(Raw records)
=====

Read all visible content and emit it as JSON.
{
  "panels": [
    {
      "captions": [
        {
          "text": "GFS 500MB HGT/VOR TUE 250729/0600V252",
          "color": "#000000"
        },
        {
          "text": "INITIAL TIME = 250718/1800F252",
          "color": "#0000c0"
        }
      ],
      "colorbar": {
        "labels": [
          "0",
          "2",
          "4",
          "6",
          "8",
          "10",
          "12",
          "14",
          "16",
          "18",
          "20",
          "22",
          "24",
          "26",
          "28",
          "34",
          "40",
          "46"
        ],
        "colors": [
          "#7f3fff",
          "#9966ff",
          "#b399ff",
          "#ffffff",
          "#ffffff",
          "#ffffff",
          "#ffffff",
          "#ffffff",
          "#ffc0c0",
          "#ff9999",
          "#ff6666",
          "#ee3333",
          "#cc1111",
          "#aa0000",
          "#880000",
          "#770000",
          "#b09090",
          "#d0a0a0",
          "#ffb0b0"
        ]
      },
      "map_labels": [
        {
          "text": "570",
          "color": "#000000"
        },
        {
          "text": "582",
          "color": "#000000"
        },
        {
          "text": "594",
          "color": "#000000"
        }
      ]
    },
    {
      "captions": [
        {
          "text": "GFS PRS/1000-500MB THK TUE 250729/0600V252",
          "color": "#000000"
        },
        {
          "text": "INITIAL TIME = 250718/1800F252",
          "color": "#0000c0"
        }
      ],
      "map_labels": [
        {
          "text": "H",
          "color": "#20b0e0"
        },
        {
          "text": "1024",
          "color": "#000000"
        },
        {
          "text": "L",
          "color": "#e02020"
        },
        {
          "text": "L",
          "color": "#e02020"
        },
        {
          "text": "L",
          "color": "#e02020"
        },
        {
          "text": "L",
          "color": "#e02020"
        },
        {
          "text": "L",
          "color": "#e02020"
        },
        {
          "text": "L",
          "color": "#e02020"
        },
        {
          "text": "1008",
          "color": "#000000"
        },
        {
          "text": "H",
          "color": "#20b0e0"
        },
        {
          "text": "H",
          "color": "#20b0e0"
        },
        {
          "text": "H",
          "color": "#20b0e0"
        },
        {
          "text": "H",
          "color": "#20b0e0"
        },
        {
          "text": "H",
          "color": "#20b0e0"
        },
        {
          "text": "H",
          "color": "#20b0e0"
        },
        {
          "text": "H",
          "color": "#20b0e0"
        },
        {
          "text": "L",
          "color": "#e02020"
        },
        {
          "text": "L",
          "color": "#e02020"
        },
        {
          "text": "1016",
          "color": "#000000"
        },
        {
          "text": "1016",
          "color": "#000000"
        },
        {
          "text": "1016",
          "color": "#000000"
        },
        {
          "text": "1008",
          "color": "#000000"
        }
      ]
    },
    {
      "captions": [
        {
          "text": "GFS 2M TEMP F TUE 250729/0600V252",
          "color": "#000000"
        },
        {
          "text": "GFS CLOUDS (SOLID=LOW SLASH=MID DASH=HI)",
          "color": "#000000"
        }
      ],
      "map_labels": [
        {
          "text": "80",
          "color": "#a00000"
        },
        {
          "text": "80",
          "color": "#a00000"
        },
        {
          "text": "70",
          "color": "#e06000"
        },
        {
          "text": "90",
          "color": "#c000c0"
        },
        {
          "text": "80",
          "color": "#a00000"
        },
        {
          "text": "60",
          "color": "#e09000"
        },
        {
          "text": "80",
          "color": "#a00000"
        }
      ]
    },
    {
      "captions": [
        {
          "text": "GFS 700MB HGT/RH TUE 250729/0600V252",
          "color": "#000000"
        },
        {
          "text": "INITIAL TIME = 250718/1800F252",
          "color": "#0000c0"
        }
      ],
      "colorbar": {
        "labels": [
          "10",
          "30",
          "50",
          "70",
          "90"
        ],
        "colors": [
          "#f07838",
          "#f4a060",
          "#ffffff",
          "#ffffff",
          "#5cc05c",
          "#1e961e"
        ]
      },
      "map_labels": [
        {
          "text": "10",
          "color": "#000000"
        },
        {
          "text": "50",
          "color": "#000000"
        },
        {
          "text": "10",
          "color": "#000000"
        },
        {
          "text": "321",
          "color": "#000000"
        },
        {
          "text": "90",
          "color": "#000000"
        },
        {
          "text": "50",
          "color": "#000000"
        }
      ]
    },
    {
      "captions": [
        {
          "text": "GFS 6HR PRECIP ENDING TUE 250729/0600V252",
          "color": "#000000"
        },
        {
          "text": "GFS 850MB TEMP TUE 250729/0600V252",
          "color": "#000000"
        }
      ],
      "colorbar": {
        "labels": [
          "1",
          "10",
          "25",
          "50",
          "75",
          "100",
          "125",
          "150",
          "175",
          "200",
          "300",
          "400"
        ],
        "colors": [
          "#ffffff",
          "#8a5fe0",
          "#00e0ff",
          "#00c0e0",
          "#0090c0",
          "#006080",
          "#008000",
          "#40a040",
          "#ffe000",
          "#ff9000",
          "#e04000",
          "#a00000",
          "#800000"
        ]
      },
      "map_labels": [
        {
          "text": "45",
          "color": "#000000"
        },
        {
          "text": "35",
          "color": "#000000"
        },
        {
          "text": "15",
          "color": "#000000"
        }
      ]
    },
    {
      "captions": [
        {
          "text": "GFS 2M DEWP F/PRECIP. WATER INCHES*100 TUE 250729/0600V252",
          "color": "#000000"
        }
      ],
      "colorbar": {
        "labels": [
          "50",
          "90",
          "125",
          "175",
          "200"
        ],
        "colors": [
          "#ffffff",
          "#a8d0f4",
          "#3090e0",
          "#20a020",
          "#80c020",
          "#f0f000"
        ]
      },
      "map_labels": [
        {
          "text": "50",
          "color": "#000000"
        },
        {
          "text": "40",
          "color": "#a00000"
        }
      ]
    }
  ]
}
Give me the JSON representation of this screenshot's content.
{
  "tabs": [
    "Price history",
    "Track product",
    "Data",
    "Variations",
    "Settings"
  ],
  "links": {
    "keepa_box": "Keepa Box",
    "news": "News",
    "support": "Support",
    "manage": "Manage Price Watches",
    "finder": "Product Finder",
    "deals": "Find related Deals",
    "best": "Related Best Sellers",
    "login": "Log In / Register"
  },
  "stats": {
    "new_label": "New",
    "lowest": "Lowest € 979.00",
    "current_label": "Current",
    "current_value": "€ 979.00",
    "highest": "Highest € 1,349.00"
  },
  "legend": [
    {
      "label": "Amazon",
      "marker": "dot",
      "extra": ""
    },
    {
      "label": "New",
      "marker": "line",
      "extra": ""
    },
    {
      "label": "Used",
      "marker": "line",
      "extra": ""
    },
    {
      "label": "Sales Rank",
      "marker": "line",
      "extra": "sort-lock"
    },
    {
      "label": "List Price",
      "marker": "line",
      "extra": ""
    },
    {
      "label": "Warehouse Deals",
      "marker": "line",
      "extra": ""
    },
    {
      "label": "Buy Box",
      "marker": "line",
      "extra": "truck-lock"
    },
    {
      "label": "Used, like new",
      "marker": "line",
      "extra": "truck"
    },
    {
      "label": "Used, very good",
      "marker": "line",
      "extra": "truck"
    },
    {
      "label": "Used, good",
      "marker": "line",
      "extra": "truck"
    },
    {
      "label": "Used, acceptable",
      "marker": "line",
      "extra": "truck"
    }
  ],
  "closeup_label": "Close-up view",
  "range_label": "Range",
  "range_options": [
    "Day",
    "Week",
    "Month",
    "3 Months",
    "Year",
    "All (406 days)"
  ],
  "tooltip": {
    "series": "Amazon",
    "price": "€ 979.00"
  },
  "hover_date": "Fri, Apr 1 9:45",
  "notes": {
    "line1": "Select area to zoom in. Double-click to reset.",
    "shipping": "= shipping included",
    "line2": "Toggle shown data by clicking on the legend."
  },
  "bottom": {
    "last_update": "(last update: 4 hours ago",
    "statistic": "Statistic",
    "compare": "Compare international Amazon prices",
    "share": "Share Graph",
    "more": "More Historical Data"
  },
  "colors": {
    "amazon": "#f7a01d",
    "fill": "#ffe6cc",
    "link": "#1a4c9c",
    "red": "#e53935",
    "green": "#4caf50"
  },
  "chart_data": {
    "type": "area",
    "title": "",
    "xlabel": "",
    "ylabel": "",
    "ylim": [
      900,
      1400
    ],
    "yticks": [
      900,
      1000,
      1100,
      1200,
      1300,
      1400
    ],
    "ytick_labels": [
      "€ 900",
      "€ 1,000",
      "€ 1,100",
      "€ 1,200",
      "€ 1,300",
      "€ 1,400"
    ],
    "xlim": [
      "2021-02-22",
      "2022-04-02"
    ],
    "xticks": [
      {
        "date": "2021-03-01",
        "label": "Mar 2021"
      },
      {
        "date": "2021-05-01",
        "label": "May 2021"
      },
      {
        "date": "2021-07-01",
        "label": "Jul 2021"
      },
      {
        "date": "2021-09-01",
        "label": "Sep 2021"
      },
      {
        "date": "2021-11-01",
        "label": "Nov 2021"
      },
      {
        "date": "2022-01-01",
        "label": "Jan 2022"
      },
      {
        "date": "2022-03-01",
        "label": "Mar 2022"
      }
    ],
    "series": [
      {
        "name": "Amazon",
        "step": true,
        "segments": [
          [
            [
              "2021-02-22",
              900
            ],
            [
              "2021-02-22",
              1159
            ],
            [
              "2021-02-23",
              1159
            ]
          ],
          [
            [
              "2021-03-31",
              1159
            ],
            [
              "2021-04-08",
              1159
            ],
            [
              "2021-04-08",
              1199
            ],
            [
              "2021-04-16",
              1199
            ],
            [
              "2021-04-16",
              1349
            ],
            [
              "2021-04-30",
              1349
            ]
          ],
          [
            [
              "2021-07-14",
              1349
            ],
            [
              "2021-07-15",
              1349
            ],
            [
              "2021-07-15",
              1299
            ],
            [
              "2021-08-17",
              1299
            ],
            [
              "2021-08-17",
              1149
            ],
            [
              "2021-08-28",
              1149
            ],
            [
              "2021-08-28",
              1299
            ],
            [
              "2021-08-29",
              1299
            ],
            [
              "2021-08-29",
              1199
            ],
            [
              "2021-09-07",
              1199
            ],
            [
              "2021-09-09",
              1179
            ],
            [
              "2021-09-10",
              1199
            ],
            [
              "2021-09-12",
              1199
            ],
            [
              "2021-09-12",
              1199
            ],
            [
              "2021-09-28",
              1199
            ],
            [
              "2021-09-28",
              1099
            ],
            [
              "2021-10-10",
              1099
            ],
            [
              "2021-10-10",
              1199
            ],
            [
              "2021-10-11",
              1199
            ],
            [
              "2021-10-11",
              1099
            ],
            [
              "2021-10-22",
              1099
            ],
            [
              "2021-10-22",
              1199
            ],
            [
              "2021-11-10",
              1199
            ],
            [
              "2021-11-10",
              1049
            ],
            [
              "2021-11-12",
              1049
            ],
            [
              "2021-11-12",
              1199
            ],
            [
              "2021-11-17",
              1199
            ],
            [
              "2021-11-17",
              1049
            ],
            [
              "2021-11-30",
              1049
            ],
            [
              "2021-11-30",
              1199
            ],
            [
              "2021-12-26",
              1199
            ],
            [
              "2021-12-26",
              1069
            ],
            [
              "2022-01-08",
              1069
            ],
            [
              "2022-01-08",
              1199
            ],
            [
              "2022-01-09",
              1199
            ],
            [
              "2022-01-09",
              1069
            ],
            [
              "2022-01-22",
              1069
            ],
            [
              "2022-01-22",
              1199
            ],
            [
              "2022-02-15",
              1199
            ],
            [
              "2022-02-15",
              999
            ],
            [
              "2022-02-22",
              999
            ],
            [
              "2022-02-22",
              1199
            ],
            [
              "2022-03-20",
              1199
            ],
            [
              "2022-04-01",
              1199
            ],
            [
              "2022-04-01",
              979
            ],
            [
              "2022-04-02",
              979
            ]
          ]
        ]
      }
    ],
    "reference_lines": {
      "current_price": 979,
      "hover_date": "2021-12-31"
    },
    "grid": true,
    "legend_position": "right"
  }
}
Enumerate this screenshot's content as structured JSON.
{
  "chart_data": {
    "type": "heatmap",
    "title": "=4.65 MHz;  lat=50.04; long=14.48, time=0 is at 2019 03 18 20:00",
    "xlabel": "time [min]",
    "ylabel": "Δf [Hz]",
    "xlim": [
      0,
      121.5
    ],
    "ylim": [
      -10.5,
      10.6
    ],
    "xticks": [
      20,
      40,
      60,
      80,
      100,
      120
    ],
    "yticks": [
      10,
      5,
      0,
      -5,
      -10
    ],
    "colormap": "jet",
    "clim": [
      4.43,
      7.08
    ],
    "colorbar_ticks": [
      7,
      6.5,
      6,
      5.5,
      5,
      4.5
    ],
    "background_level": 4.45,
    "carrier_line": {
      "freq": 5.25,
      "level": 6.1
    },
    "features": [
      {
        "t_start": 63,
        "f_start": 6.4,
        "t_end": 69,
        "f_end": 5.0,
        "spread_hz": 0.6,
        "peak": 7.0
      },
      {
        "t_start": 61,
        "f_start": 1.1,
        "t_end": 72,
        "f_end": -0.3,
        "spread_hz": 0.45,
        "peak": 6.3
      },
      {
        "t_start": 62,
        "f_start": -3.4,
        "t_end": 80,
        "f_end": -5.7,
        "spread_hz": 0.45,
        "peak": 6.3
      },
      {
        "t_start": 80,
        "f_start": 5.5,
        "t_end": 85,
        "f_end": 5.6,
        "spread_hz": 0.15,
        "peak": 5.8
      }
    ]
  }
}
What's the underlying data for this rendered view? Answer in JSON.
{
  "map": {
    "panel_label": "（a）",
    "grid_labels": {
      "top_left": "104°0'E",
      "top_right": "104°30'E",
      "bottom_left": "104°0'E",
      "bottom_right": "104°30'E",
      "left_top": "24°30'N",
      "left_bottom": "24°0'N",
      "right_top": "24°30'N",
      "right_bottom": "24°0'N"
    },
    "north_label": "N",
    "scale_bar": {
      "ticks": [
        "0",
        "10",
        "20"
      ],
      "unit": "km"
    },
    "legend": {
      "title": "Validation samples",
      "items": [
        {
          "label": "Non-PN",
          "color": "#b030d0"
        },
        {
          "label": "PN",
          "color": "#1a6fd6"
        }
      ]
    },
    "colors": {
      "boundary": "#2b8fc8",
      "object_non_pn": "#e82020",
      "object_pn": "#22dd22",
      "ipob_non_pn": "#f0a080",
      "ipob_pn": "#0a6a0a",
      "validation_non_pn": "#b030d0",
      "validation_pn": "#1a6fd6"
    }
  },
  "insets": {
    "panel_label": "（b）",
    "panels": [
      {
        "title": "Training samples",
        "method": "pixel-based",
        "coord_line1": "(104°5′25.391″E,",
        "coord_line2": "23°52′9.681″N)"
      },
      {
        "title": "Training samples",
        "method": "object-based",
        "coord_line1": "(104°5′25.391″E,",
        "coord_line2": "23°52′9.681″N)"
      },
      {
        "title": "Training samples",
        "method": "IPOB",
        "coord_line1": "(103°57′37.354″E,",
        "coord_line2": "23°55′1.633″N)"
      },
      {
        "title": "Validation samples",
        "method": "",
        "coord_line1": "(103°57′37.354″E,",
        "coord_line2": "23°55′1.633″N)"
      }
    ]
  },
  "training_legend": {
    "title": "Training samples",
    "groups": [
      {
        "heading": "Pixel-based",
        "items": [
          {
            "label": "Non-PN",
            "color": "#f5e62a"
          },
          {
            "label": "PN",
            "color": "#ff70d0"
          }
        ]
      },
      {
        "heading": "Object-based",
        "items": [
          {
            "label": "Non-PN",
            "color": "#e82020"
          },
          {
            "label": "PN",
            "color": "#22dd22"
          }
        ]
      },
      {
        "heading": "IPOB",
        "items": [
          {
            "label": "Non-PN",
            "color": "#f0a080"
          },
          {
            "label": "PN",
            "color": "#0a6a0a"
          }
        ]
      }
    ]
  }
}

=====

### WHAT YOU NEED TO DO
Tally the lines of the preceding listing in which the word "based" appears; state nothing but the total.

### OUTPUT FOR THIS TASK
4